[Lines of data]
--- begin ---
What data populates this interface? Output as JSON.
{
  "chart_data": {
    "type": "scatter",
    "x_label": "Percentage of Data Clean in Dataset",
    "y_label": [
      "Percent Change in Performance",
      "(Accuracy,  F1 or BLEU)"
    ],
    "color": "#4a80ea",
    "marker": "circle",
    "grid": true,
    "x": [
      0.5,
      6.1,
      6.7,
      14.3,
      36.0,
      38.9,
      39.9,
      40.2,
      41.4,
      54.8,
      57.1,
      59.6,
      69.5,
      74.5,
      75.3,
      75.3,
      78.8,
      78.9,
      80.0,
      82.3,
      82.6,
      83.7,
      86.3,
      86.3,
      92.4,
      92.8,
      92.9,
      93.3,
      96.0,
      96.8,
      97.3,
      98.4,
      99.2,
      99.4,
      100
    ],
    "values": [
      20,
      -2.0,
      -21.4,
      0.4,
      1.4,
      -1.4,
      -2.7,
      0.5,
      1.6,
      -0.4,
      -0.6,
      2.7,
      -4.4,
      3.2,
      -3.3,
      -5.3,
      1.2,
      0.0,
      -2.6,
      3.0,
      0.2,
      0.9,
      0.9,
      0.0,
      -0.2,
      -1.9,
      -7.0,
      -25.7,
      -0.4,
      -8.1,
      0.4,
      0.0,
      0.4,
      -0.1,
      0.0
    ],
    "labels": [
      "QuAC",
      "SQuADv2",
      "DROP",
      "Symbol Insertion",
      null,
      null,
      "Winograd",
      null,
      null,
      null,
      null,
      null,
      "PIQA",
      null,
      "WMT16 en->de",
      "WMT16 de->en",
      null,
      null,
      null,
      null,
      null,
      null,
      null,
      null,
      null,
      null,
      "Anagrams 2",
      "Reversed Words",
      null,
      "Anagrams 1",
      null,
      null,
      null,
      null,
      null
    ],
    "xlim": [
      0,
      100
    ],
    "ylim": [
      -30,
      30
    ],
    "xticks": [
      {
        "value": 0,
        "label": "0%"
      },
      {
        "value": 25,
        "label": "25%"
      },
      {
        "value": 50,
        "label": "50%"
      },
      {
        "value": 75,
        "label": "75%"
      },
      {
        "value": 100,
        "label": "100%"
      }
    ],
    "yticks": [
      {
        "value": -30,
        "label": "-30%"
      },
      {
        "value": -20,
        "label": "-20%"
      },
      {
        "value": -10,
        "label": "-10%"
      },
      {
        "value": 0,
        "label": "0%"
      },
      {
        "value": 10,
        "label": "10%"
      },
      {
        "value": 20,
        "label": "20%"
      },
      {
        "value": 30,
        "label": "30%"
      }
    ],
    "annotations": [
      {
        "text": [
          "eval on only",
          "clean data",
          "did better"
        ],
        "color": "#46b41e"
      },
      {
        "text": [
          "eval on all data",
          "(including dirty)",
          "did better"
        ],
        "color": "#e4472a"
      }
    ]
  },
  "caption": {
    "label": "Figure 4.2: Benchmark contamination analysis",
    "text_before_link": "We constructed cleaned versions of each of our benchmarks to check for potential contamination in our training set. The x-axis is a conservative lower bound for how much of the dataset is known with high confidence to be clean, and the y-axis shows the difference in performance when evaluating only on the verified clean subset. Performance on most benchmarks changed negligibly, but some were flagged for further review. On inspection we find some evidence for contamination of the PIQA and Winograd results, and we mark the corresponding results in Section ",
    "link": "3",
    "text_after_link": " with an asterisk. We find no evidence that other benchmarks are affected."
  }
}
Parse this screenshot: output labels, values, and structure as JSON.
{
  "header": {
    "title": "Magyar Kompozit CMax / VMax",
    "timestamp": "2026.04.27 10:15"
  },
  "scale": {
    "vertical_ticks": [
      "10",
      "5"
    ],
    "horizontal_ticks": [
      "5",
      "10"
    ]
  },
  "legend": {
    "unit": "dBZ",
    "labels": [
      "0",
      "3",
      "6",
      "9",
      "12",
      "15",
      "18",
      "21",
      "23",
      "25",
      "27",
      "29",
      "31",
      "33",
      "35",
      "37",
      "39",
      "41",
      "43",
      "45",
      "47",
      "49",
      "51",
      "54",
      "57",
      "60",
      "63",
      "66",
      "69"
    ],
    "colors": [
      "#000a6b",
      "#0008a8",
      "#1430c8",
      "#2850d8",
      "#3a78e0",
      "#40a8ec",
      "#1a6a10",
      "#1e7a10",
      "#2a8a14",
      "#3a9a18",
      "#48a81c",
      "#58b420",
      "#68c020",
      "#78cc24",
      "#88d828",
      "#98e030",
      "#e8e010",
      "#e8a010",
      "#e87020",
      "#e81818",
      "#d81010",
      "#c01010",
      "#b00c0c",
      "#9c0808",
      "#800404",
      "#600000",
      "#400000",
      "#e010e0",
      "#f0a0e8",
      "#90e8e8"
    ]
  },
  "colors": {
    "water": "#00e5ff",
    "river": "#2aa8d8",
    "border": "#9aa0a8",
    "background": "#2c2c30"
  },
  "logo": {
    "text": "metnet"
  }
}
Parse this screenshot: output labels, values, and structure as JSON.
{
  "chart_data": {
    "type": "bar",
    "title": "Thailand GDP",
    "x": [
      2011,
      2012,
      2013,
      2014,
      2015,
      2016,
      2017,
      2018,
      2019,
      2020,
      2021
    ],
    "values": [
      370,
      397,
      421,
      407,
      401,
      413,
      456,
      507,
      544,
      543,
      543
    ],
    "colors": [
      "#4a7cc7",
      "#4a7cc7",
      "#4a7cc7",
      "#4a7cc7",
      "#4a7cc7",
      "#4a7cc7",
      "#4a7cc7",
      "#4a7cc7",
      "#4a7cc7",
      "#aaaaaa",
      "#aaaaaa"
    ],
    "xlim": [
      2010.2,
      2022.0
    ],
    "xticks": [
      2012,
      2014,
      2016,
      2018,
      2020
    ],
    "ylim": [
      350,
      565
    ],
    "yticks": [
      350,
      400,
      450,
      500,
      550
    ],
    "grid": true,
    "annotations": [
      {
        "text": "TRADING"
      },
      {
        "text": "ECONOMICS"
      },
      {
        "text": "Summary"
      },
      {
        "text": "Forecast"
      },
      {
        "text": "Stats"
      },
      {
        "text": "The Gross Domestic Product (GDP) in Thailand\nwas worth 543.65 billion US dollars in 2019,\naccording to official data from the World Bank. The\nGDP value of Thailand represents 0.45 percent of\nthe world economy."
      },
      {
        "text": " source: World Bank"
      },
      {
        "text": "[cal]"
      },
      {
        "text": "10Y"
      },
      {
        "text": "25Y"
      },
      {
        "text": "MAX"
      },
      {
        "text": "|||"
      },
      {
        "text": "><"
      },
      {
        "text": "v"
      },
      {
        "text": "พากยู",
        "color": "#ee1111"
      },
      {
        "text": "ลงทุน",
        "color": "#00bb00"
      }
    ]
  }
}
--- end ---
• What is expected:
Count the lines in the records above that hold the word "with", and give only that number.

• Response to this task:
2